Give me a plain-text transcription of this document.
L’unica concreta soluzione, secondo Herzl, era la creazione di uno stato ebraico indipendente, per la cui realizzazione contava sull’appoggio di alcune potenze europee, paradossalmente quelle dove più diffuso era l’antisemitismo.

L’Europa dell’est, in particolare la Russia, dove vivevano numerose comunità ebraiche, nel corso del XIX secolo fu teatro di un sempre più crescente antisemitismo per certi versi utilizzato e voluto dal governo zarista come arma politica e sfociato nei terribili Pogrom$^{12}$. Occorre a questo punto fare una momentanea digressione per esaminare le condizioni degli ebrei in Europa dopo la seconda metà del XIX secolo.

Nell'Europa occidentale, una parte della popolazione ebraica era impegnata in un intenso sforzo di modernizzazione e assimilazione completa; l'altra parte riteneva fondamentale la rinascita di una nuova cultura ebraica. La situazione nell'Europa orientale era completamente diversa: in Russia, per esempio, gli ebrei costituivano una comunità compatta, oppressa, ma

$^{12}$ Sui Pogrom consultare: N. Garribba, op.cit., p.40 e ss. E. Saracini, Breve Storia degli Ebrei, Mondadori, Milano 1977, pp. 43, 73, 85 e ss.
***
* Exercise instructions
Recopy all the lines exactly as they appear.

* Solution for this exercise
Give me a plain-text transcription of this document.
L’unica concreta soluzione, secondo Herzl, era la creazione di uno stato ebraico indipendente, per la cui realizzazione contava sull’appoggio di alcune potenze europee, paradossalmente quelle dove più diffuso era l’antisemitismo.

L’Europa dell’est, in particolare la Russia, dove vivevano numerose comunità ebraiche, nel corso del XIX secolo fu teatro di un sempre più crescente antisemitismo per certi versi utilizzato e voluto dal governo zarista come arma politica e sfociato nei terribili Pogrom$^{12}$. Occorre a questo punto fare una momentanea digressione per esaminare le condizioni degli ebrei in Europa dopo la seconda metà del XIX secolo.

Nell'Europa occidentale, una parte della popolazione ebraica era impegnata in un intenso sforzo di modernizzazione e assimilazione completa; l'altra parte riteneva fondamentale la rinascita di una nuova cultura ebraica. La situazione nell'Europa orientale era completamente diversa: in Russia, per esempio, gli ebrei costituivano una comunità compatta, oppressa, ma

$^{12}$ Sui Pogrom consultare: N. Garribba, op.cit., p.40 e ss. E. Saracini, Breve Storia degli Ebrei, Mondadori, Milano 1977, pp. 43, 73, 85 e ss.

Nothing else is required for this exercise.